### GIVEN RECORDS
......

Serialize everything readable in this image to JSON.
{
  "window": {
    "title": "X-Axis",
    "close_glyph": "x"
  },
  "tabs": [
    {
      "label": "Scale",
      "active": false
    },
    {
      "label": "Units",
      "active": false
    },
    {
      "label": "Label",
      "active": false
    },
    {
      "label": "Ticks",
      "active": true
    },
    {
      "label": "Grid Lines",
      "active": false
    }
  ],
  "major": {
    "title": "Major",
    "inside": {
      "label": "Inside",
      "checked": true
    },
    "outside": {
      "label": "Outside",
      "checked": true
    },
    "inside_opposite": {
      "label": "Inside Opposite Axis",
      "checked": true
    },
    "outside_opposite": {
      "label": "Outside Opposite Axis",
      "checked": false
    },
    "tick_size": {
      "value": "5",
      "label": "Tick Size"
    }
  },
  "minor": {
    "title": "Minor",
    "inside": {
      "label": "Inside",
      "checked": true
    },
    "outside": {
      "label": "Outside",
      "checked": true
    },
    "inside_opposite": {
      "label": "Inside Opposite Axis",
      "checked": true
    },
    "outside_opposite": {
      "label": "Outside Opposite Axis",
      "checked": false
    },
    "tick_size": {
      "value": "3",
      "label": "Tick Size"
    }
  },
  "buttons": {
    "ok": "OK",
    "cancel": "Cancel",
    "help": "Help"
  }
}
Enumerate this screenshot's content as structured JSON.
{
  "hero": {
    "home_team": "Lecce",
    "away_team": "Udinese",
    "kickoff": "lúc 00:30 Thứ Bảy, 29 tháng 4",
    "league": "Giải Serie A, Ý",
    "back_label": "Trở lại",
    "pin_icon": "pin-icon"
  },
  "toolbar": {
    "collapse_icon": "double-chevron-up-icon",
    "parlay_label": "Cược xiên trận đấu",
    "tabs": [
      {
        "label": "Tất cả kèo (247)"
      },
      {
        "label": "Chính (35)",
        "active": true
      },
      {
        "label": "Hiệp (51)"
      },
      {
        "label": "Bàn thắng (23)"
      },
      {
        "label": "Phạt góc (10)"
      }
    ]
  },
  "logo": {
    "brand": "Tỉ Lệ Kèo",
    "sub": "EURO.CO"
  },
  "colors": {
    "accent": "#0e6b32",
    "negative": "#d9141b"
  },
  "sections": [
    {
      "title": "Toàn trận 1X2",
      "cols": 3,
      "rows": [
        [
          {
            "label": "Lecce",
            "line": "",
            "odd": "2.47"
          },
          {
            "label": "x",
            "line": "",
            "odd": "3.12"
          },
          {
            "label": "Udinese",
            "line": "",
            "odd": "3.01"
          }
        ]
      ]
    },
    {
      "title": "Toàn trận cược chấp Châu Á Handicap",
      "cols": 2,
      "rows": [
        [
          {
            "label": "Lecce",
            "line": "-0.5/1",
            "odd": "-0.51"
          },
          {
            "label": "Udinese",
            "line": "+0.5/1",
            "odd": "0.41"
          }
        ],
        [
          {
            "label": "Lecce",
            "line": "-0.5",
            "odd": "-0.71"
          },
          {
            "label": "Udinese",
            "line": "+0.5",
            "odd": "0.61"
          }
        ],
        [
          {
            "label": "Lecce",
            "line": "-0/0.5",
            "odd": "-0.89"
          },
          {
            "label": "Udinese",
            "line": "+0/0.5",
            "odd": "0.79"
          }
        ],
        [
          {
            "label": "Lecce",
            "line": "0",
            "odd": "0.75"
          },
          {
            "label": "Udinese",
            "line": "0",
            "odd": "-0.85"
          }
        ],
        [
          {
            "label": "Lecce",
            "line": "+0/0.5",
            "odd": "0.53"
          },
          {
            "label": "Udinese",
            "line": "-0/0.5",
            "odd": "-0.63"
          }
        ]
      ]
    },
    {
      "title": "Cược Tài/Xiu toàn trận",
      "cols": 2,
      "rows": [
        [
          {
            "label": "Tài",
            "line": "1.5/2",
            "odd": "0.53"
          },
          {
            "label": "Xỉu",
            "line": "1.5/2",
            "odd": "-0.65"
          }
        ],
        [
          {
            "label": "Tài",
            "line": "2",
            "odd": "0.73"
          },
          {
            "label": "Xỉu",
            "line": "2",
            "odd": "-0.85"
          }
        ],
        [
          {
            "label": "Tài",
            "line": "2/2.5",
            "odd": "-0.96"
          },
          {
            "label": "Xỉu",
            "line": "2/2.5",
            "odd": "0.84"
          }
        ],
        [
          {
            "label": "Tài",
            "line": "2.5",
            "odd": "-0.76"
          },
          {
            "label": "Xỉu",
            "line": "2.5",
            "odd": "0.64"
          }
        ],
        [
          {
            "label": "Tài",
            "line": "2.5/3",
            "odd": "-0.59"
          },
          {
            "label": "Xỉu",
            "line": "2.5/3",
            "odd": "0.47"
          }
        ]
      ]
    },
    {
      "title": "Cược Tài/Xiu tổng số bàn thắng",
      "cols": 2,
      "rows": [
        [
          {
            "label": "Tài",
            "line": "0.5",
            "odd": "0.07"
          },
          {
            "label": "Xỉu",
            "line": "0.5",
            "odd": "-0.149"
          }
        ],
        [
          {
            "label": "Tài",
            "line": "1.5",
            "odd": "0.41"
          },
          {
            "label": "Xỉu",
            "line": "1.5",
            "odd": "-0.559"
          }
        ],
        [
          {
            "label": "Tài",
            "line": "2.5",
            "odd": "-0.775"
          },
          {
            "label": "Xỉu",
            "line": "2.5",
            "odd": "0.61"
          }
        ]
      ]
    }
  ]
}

......

### GOAL
Where a line in the material above holds "this", copy that line.

### CORRECT RESULT
Serialize everything readable in this image to JSON.
Enumerate this screenshot's content as structured JSON.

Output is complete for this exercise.